Task instructions: Omit the pictures, please, and give each record below again exactly.

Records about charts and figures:
================
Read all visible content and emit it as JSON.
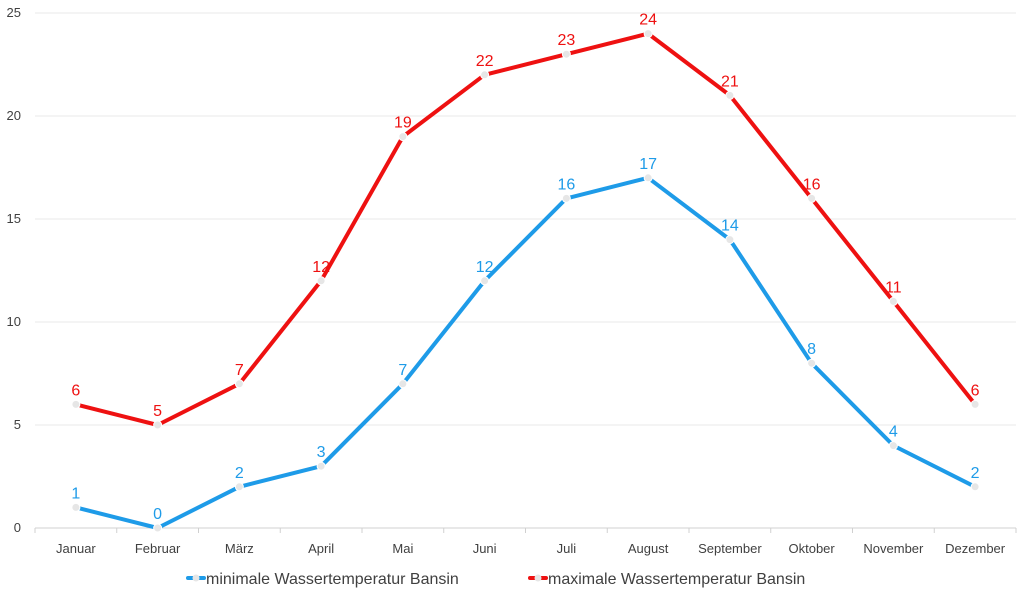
{
  "chart_data": {
    "type": "line",
    "categories": [
      "Januar",
      "Februar",
      "März",
      "April",
      "Mai",
      "Juni",
      "Juli",
      "August",
      "September",
      "Oktober",
      "November",
      "Dezember"
    ],
    "ylim": [
      0,
      25
    ],
    "yticks": [
      0,
      5,
      10,
      15,
      20,
      25
    ],
    "grid": true,
    "legend": "bottom",
    "series": [
      {
        "name": "minimale Wassertemperatur Bansin",
        "values": [
          1,
          0,
          2,
          3,
          7,
          12,
          16,
          17,
          14,
          8,
          4,
          2
        ],
        "color": "#1e9be8"
      },
      {
        "name": "maximale Wassertemperatur Bansin",
        "values": [
          6,
          5,
          7,
          12,
          19,
          22,
          23,
          24,
          21,
          16,
          11,
          6
        ],
        "color": "#ee1111"
      }
    ]
  }
}
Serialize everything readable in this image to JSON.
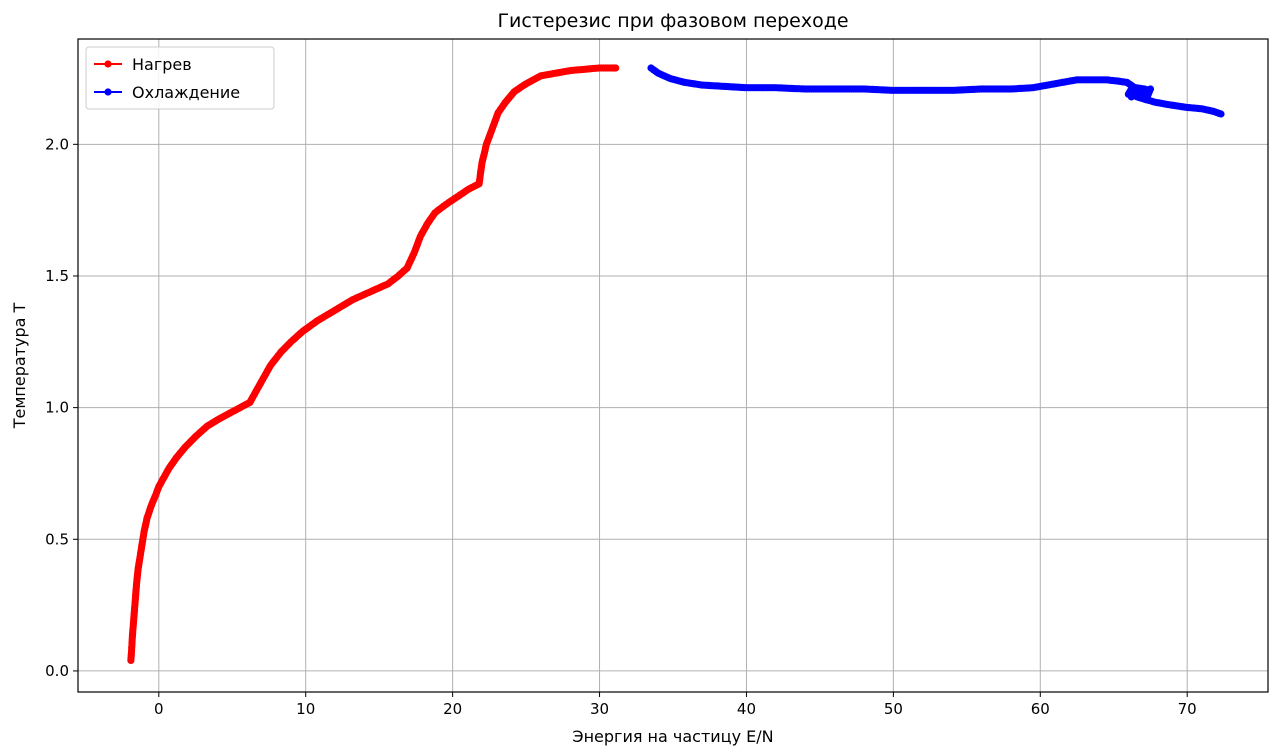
{
  "chart_data": {
    "type": "line",
    "title": "Гистерезис при фазовом переходе",
    "xlabel": "Энергия на частицу E/N",
    "ylabel": "Температура T",
    "xlim": [
      -5.5,
      75.5
    ],
    "ylim": [
      -0.08,
      2.4
    ],
    "xticks": [
      0,
      10,
      20,
      30,
      40,
      50,
      60,
      70
    ],
    "yticks": [
      0.0,
      0.5,
      1.0,
      1.5,
      2.0
    ],
    "grid": true,
    "legend_position": "top-left",
    "series": [
      {
        "name": "Нагрев",
        "color": "#ff0000",
        "marker": "circle",
        "x": [
          -1.9,
          -1.85,
          -1.8,
          -1.7,
          -1.6,
          -1.5,
          -1.4,
          -1.2,
          -1.0,
          -0.8,
          -0.5,
          -0.2,
          0.0,
          0.3,
          0.7,
          1.2,
          1.8,
          2.5,
          3.3,
          4.2,
          5.2,
          6.2,
          6.5,
          7.0,
          7.6,
          8.3,
          9.0,
          9.8,
          10.8,
          12.0,
          13.2,
          14.4,
          15.6,
          16.3,
          16.9,
          17.4,
          17.8,
          18.3,
          18.8,
          19.5,
          20.3,
          21.1,
          21.8,
          22.0,
          22.3,
          22.7,
          23.1,
          23.6,
          24.2,
          25.0,
          26.0,
          27.0,
          28.0,
          29.0,
          30.0,
          30.8,
          31.1
        ],
        "y": [
          0.04,
          0.08,
          0.13,
          0.2,
          0.27,
          0.34,
          0.39,
          0.46,
          0.53,
          0.58,
          0.63,
          0.67,
          0.7,
          0.73,
          0.77,
          0.81,
          0.85,
          0.89,
          0.93,
          0.96,
          0.99,
          1.02,
          1.05,
          1.1,
          1.16,
          1.21,
          1.25,
          1.29,
          1.33,
          1.37,
          1.41,
          1.44,
          1.47,
          1.5,
          1.53,
          1.59,
          1.65,
          1.7,
          1.74,
          1.77,
          1.8,
          1.83,
          1.85,
          1.93,
          2.0,
          2.06,
          2.12,
          2.16,
          2.2,
          2.23,
          2.26,
          2.27,
          2.28,
          2.285,
          2.29,
          2.29,
          2.29
        ],
        "values_note_removed": true
      },
      {
        "name": "Охлаждение",
        "color": "#0000ff",
        "marker": "circle",
        "x": [
          33.5,
          34.0,
          34.8,
          35.8,
          37.0,
          38.5,
          40.0,
          42.0,
          44.0,
          46.0,
          48.0,
          50.0,
          52.0,
          54.0,
          56.0,
          58.0,
          59.5,
          60.5,
          61.5,
          62.5,
          63.5,
          64.5,
          65.3,
          65.9,
          66.3,
          66.0,
          66.5,
          67.1,
          67.3,
          66.8,
          66.2,
          66.9,
          67.5,
          67.2,
          66.6,
          67.8,
          68.8,
          70.0,
          71.0,
          71.8,
          72.3
        ],
        "y": [
          2.29,
          2.27,
          2.25,
          2.235,
          2.225,
          2.22,
          2.215,
          2.215,
          2.21,
          2.21,
          2.21,
          2.205,
          2.205,
          2.205,
          2.21,
          2.21,
          2.215,
          2.225,
          2.235,
          2.245,
          2.245,
          2.245,
          2.24,
          2.235,
          2.22,
          2.19,
          2.215,
          2.21,
          2.19,
          2.2,
          2.18,
          2.2,
          2.21,
          2.17,
          2.18,
          2.16,
          2.15,
          2.14,
          2.135,
          2.125,
          2.115
        ]
      }
    ]
  }
}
================
Result for this task:
Read all visible content and emit it as JSON.
{
  "chart_data": {
    "type": "line",
    "categories": [
      "Januar",
      "Februar",
      "März",
      "April",
      "Mai",
      "Juni",
      "Juli",
      "August",
      "September",
      "Oktober",
      "November",
      "Dezember"
    ],
    "ylim": [
      0,
      25
    ],
    "yticks": [
      0,
      5,
      10,
      15,
      20,
      25
    ],
    "grid": true,
    "legend": "bottom",
    "series": [
      {
        "name": "minimale Wassertemperatur Bansin",
        "values": [
          1,
          0,
          2,
          3,
          7,
          12,
          16,
          17,
          14,
          8,
          4,
          2
        ],
        "color": "#1e9be8"
      },
      {
        "name": "maximale Wassertemperatur Bansin",
        "values": [
          6,
          5,
          7,
          12,
          19,
          22,
          23,
          24,
          21,
          16,
          11,
          6
        ],
        "color": "#ee1111"
      }
    ]
  }
}
Serialize everything readable in this image to JSON.
{
  "chart_data": {
    "type": "line",
    "title": "Гистерезис при фазовом переходе",
    "xlabel": "Энергия на частицу E/N",
    "ylabel": "Температура T",
    "xlim": [
      -5.5,
      75.5
    ],
    "ylim": [
      -0.08,
      2.4
    ],
    "xticks": [
      0,
      10,
      20,
      30,
      40,
      50,
      60,
      70
    ],
    "yticks": [
      0.0,
      0.5,
      1.0,
      1.5,
      2.0
    ],
    "grid": true,
    "legend_position": "top-left",
    "series": [
      {
        "name": "Нагрев",
        "color": "#ff0000",
        "marker": "circle",
        "x": [
          -1.9,
          -1.85,
          -1.8,
          -1.7,
          -1.6,
          -1.5,
          -1.4,
          -1.2,
          -1.0,
          -0.8,
          -0.5,
          -0.2,
          0.0,
          0.3,
          0.7,
          1.2,
          1.8,
          2.5,
          3.3,
          4.2,
          5.2,
          6.2,
          6.5,
          7.0,
          7.6,
          8.3,
          9.0,
          9.8,
          10.8,
          12.0,
          13.2,
          14.4,
          15.6,
          16.3,
          16.9,
          17.4,
          17.8,
          18.3,
          18.8,
          19.5,
          20.3,
          21.1,
          21.8,
          22.0,
          22.3,
          22.7,
          23.1,
          23.6,
          24.2,
          25.0,
          26.0,
          27.0,
          28.0,
          29.0,
          30.0,
          30.8,
          31.1
        ],
        "y": [
          0.04,
          0.08,
          0.13,
          0.2,
          0.27,
          0.34,
          0.39,
          0.46,
          0.53,
          0.58,
          0.63,
          0.67,
          0.7,
          0.73,
          0.77,
          0.81,
          0.85,
          0.89,
          0.93,
          0.96,
          0.99,
          1.02,
          1.05,
          1.1,
          1.16,
          1.21,
          1.25,
          1.29,
          1.33,
          1.37,
          1.41,
          1.44,
          1.47,
          1.5,
          1.53,
          1.59,
          1.65,
          1.7,
          1.74,
          1.77,
          1.8,
          1.83,
          1.85,
          1.93,
          2.0,
          2.06,
          2.12,
          2.16,
          2.2,
          2.23,
          2.26,
          2.27,
          2.28,
          2.285,
          2.29,
          2.29,
          2.29
        ],
        "values_note_removed": true
      },
      {
        "name": "Охлаждение",
        "color": "#0000ff",
        "marker": "circle",
        "x": [
          33.5,
          34.0,
          34.8,
          35.8,
          37.0,
          38.5,
          40.0,
          42.0,
          44.0,
          46.0,
          48.0,
          50.0,
          52.0,
          54.0,
          56.0,
          58.0,
          59.5,
          60.5,
          61.5,
          62.5,
          63.5,
          64.5,
          65.3,
          65.9,
          66.3,
          66.0,
          66.5,
          67.1,
          67.3,
          66.8,
          66.2,
          66.9,
          67.5,
          67.2,
          66.6,
          67.8,
          68.8,
          70.0,
          71.0,
          71.8,
          72.3
        ],
        "y": [
          2.29,
          2.27,
          2.25,
          2.235,
          2.225,
          2.22,
          2.215,
          2.215,
          2.21,
          2.21,
          2.21,
          2.205,
          2.205,
          2.205,
          2.21,
          2.21,
          2.215,
          2.225,
          2.235,
          2.245,
          2.245,
          2.245,
          2.24,
          2.235,
          2.22,
          2.19,
          2.215,
          2.21,
          2.19,
          2.2,
          2.18,
          2.2,
          2.21,
          2.17,
          2.18,
          2.16,
          2.15,
          2.14,
          2.135,
          2.125,
          2.115
        ]
      }
    ]
  }
}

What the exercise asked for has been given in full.